Reproduce all entries word for word.

^^^^^^^^^^^^^^^^

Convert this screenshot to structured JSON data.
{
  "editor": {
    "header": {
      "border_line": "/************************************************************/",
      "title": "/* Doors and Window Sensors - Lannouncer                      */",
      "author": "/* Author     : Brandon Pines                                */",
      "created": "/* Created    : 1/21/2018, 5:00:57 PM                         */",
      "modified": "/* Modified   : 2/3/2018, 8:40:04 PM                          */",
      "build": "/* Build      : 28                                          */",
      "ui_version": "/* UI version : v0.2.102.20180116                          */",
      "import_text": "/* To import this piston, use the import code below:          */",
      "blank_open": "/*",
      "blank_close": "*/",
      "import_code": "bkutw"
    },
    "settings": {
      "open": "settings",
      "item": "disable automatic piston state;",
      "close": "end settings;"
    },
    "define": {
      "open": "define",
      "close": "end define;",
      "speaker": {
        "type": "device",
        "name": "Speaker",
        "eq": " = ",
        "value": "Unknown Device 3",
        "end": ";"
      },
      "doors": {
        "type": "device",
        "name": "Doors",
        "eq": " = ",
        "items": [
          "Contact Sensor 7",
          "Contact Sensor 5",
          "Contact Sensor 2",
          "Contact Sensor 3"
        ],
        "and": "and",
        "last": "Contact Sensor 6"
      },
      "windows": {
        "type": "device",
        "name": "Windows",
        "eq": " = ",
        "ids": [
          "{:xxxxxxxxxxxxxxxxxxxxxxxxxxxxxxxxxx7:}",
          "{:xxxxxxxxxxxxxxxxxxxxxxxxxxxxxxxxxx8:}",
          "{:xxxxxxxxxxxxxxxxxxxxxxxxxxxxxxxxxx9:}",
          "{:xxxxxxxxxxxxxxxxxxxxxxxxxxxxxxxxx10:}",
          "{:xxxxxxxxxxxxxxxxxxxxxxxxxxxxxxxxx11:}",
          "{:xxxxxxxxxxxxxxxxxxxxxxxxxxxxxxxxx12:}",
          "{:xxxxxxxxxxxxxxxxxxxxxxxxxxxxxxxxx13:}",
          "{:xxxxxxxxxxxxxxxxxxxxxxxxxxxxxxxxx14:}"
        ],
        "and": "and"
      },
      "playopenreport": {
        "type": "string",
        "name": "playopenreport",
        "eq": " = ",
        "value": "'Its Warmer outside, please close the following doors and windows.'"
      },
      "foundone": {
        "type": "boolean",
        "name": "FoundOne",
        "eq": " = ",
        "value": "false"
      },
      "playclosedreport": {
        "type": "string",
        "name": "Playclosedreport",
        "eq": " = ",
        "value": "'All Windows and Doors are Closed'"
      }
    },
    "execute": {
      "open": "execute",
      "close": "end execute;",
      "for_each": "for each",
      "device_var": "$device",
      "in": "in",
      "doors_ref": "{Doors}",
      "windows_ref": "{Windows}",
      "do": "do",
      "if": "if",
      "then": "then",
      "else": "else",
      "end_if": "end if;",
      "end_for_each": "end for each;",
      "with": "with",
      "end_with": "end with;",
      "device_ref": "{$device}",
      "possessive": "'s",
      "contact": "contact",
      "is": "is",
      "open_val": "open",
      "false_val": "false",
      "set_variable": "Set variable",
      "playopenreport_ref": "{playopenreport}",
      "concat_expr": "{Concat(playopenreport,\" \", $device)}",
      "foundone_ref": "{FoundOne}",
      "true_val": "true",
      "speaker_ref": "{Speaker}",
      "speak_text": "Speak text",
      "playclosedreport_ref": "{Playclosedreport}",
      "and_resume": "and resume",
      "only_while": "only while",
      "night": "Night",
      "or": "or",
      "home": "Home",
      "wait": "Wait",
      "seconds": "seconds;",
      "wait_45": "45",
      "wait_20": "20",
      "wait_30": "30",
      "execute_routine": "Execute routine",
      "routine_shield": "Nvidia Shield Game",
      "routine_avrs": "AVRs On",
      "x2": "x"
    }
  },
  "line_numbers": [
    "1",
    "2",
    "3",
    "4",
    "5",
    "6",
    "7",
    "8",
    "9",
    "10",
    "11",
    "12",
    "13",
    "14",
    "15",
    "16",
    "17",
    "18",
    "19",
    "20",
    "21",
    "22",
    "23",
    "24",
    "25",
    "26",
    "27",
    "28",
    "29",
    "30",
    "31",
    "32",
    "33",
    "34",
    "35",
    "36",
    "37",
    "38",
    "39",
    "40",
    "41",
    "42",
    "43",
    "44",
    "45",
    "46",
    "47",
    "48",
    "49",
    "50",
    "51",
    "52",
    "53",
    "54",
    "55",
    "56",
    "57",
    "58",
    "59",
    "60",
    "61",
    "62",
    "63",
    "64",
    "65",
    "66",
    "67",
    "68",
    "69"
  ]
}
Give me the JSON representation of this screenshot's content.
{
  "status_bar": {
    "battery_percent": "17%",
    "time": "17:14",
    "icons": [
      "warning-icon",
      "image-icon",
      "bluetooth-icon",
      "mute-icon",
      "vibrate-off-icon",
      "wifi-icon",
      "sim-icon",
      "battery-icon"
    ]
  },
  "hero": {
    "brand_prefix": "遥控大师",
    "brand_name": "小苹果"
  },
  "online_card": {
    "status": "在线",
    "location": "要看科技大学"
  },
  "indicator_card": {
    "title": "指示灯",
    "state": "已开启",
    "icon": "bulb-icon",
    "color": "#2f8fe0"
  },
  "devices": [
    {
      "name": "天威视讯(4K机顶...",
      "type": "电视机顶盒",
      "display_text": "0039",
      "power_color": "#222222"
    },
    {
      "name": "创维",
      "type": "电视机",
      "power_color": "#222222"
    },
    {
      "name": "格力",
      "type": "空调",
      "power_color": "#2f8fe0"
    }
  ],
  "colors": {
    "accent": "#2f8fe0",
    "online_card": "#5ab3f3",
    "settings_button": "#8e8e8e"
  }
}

^^^^^^^^^^^^^^^^

- Full answer -
Convert this screenshot to structured JSON data.
{
  "editor": {
    "header": {
      "border_line": "/************************************************************/",
      "title": "/* Doors and Window Sensors - Lannouncer                      */",
      "author": "/* Author     : Brandon Pines                                */",
      "created": "/* Created    : 1/21/2018, 5:00:57 PM                         */",
      "modified": "/* Modified   : 2/3/2018, 8:40:04 PM                          */",
      "build": "/* Build      : 28                                          */",
      "ui_version": "/* UI version : v0.2.102.20180116                          */",
      "import_text": "/* To import this piston, use the import code below:          */",
      "blank_open": "/*",
      "blank_close": "*/",
      "import_code": "bkutw"
    },
    "settings": {
      "open": "settings",
      "item": "disable automatic piston state;",
      "close": "end settings;"
    },
    "define": {
      "open": "define",
      "close": "end define;",
      "speaker": {
        "type": "device",
        "name": "Speaker",
        "eq": " = ",
        "value": "Unknown Device 3",
        "end": ";"
      },
      "doors": {
        "type": "device",
        "name": "Doors",
        "eq": " = ",
        "items": [
          "Contact Sensor 7",
          "Contact Sensor 5",
          "Contact Sensor 2",
          "Contact Sensor 3"
        ],
        "and": "and",
        "last": "Contact Sensor 6"
      },
      "windows": {
        "type": "device",
        "name": "Windows",
        "eq": " = ",
        "ids": [
          "{:xxxxxxxxxxxxxxxxxxxxxxxxxxxxxxxxxx7:}",
          "{:xxxxxxxxxxxxxxxxxxxxxxxxxxxxxxxxxx8:}",
          "{:xxxxxxxxxxxxxxxxxxxxxxxxxxxxxxxxxx9:}",
          "{:xxxxxxxxxxxxxxxxxxxxxxxxxxxxxxxxx10:}",
          "{:xxxxxxxxxxxxxxxxxxxxxxxxxxxxxxxxx11:}",
          "{:xxxxxxxxxxxxxxxxxxxxxxxxxxxxxxxxx12:}",
          "{:xxxxxxxxxxxxxxxxxxxxxxxxxxxxxxxxx13:}",
          "{:xxxxxxxxxxxxxxxxxxxxxxxxxxxxxxxxx14:}"
        ],
        "and": "and"
      },
      "playopenreport": {
        "type": "string",
        "name": "playopenreport",
        "eq": " = ",
        "value": "'Its Warmer outside, please close the following doors and windows.'"
      },
      "foundone": {
        "type": "boolean",
        "name": "FoundOne",
        "eq": " = ",
        "value": "false"
      },
      "playclosedreport": {
        "type": "string",
        "name": "Playclosedreport",
        "eq": " = ",
        "value": "'All Windows and Doors are Closed'"
      }
    },
    "execute": {
      "open": "execute",
      "close": "end execute;",
      "for_each": "for each",
      "device_var": "$device",
      "in": "in",
      "doors_ref": "{Doors}",
      "windows_ref": "{Windows}",
      "do": "do",
      "if": "if",
      "then": "then",
      "else": "else",
      "end_if": "end if;",
      "end_for_each": "end for each;",
      "with": "with",
      "end_with": "end with;",
      "device_ref": "{$device}",
      "possessive": "'s",
      "contact": "contact",
      "is": "is",
      "open_val": "open",
      "false_val": "false",
      "set_variable": "Set variable",
      "playopenreport_ref": "{playopenreport}",
      "concat_expr": "{Concat(playopenreport,\" \", $device)}",
      "foundone_ref": "{FoundOne}",
      "true_val": "true",
      "speaker_ref": "{Speaker}",
      "speak_text": "Speak text",
      "playclosedreport_ref": "{Playclosedreport}",
      "and_resume": "and resume",
      "only_while": "only while",
      "night": "Night",
      "or": "or",
      "home": "Home",
      "wait": "Wait",
      "seconds": "seconds;",
      "wait_45": "45",
      "wait_20": "20",
      "wait_30": "30",
      "execute_routine": "Execute routine",
      "routine_shield": "Nvidia Shield Game",
      "routine_avrs": "AVRs On",
      "x2": "x"
    }
  },
  "line_numbers": [
    "1",
    "2",
    "3",
    "4",
    "5",
    "6",
    "7",
    "8",
    "9",
    "10",
    "11",
    "12",
    "13",
    "14",
    "15",
    "16",
    "17",
    "18",
    "19",
    "20",
    "21",
    "22",
    "23",
    "24",
    "25",
    "26",
    "27",
    "28",
    "29",
    "30",
    "31",
    "32",
    "33",
    "34",
    "35",
    "36",
    "37",
    "38",
    "39",
    "40",
    "41",
    "42",
    "43",
    "44",
    "45",
    "46",
    "47",
    "48",
    "49",
    "50",
    "51",
    "52",
    "53",
    "54",
    "55",
    "56",
    "57",
    "58",
    "59",
    "60",
    "61",
    "62",
    "63",
    "64",
    "65",
    "66",
    "67",
    "68",
    "69"
  ]
}
Give me the JSON representation of this screenshot's content.
{
  "status_bar": {
    "battery_percent": "17%",
    "time": "17:14",
    "icons": [
      "warning-icon",
      "image-icon",
      "bluetooth-icon",
      "mute-icon",
      "vibrate-off-icon",
      "wifi-icon",
      "sim-icon",
      "battery-icon"
    ]
  },
  "hero": {
    "brand_prefix": "遥控大师",
    "brand_name": "小苹果"
  },
  "online_card": {
    "status": "在线",
    "location": "要看科技大学"
  },
  "indicator_card": {
    "title": "指示灯",
    "state": "已开启",
    "icon": "bulb-icon",
    "color": "#2f8fe0"
  },
  "devices": [
    {
      "name": "天威视讯(4K机顶...",
      "type": "电视机顶盒",
      "display_text": "0039",
      "power_color": "#222222"
    },
    {
      "name": "创维",
      "type": "电视机",
      "power_color": "#222222"
    },
    {
      "name": "格力",
      "type": "空调",
      "power_color": "#2f8fe0"
    }
  ],
  "colors": {
    "accent": "#2f8fe0",
    "online_card": "#5ab3f3",
    "settings_button": "#8e8e8e"
  }
}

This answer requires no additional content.